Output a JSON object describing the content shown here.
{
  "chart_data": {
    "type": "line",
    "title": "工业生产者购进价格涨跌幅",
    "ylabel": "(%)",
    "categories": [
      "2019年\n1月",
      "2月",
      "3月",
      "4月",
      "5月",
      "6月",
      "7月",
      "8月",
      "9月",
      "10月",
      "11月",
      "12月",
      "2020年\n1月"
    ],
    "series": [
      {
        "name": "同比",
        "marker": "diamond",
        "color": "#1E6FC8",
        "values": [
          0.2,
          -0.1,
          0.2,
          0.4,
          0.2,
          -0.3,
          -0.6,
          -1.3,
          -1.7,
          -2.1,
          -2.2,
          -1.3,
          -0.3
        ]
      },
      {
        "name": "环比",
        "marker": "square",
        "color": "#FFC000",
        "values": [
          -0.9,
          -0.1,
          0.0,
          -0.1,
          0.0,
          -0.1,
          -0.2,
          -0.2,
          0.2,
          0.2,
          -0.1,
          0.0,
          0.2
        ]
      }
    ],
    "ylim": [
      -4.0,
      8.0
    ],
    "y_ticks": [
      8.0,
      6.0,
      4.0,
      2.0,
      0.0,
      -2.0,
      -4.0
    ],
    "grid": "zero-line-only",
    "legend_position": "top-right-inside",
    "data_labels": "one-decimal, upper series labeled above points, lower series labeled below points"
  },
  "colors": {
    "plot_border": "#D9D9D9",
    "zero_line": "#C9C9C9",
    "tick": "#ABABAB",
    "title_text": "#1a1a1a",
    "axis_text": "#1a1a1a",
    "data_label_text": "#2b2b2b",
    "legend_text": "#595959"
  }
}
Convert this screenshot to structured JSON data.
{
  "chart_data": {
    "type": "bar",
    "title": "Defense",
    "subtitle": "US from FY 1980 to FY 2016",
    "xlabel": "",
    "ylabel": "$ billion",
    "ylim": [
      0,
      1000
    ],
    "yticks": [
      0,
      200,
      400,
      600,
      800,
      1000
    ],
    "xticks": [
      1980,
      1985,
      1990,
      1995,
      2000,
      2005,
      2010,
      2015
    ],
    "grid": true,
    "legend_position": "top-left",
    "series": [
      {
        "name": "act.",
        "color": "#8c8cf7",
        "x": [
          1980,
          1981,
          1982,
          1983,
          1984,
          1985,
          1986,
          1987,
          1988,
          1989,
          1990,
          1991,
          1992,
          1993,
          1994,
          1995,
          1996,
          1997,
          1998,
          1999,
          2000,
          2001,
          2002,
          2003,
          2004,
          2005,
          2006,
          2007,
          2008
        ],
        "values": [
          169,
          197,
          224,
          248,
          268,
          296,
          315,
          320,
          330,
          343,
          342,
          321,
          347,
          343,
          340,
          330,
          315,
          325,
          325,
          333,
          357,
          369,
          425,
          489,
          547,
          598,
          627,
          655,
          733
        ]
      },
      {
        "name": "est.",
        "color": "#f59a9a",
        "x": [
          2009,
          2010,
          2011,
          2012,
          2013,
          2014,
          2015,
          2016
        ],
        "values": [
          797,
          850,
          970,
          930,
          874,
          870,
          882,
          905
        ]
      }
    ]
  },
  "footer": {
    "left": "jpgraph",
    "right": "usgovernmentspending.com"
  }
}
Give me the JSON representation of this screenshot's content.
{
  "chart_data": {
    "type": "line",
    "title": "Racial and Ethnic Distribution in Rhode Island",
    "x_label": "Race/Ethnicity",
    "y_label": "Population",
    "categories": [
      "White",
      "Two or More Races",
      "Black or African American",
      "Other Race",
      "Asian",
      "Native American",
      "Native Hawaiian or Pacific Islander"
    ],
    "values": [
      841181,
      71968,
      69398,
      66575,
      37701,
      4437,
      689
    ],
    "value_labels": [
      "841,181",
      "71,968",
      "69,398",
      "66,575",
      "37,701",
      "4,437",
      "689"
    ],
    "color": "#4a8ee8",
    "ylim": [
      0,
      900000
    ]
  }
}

========

■ Set problem ■
Without leaving anything out, give the entries again exactly.

■ Response to this task ■
Output a JSON object describing the content shown here.
{
  "chart_data": {
    "type": "line",
    "title": "工业生产者购进价格涨跌幅",
    "ylabel": "(%)",
    "categories": [
      "2019年\n1月",
      "2月",
      "3月",
      "4月",
      "5月",
      "6月",
      "7月",
      "8月",
      "9月",
      "10月",
      "11月",
      "12月",
      "2020年\n1月"
    ],
    "series": [
      {
        "name": "同比",
        "marker": "diamond",
        "color": "#1E6FC8",
        "values": [
          0.2,
          -0.1,
          0.2,
          0.4,
          0.2,
          -0.3,
          -0.6,
          -1.3,
          -1.7,
          -2.1,
          -2.2,
          -1.3,
          -0.3
        ]
      },
      {
        "name": "环比",
        "marker": "square",
        "color": "#FFC000",
        "values": [
          -0.9,
          -0.1,
          0.0,
          -0.1,
          0.0,
          -0.1,
          -0.2,
          -0.2,
          0.2,
          0.2,
          -0.1,
          0.0,
          0.2
        ]
      }
    ],
    "ylim": [
      -4.0,
      8.0
    ],
    "y_ticks": [
      8.0,
      6.0,
      4.0,
      2.0,
      0.0,
      -2.0,
      -4.0
    ],
    "grid": "zero-line-only",
    "legend_position": "top-right-inside",
    "data_labels": "one-decimal, upper series labeled above points, lower series labeled below points"
  },
  "colors": {
    "plot_border": "#D9D9D9",
    "zero_line": "#C9C9C9",
    "tick": "#ABABAB",
    "title_text": "#1a1a1a",
    "axis_text": "#1a1a1a",
    "data_label_text": "#2b2b2b",
    "legend_text": "#595959"
  }
}
Convert this screenshot to structured JSON data.
{
  "chart_data": {
    "type": "bar",
    "title": "Defense",
    "subtitle": "US from FY 1980 to FY 2016",
    "xlabel": "",
    "ylabel": "$ billion",
    "ylim": [
      0,
      1000
    ],
    "yticks": [
      0,
      200,
      400,
      600,
      800,
      1000
    ],
    "xticks": [
      1980,
      1985,
      1990,
      1995,
      2000,
      2005,
      2010,
      2015
    ],
    "grid": true,
    "legend_position": "top-left",
    "series": [
      {
        "name": "act.",
        "color": "#8c8cf7",
        "x": [
          1980,
          1981,
          1982,
          1983,
          1984,
          1985,
          1986,
          1987,
          1988,
          1989,
          1990,
          1991,
          1992,
          1993,
          1994,
          1995,
          1996,
          1997,
          1998,
          1999,
          2000,
          2001,
          2002,
          2003,
          2004,
          2005,
          2006,
          2007,
          2008
        ],
        "values": [
          169,
          197,
          224,
          248,
          268,
          296,
          315,
          320,
          330,
          343,
          342,
          321,
          347,
          343,
          340,
          330,
          315,
          325,
          325,
          333,
          357,
          369,
          425,
          489,
          547,
          598,
          627,
          655,
          733
        ]
      },
      {
        "name": "est.",
        "color": "#f59a9a",
        "x": [
          2009,
          2010,
          2011,
          2012,
          2013,
          2014,
          2015,
          2016
        ],
        "values": [
          797,
          850,
          970,
          930,
          874,
          870,
          882,
          905
        ]
      }
    ]
  },
  "footer": {
    "left": "jpgraph",
    "right": "usgovernmentspending.com"
  }
}
Give me the JSON representation of this screenshot's content.
{
  "chart_data": {
    "type": "line",
    "title": "Racial and Ethnic Distribution in Rhode Island",
    "x_label": "Race/Ethnicity",
    "y_label": "Population",
    "categories": [
      "White",
      "Two or More Races",
      "Black or African American",
      "Other Race",
      "Asian",
      "Native American",
      "Native Hawaiian or Pacific Islander"
    ],
    "values": [
      841181,
      71968,
      69398,
      66575,
      37701,
      4437,
      689
    ],
    "value_labels": [
      "841,181",
      "71,968",
      "69,398",
      "66,575",
      "37,701",
      "4,437",
      "689"
    ],
    "color": "#4a8ee8",
    "ylim": [
      0,
      900000
    ]
  }
}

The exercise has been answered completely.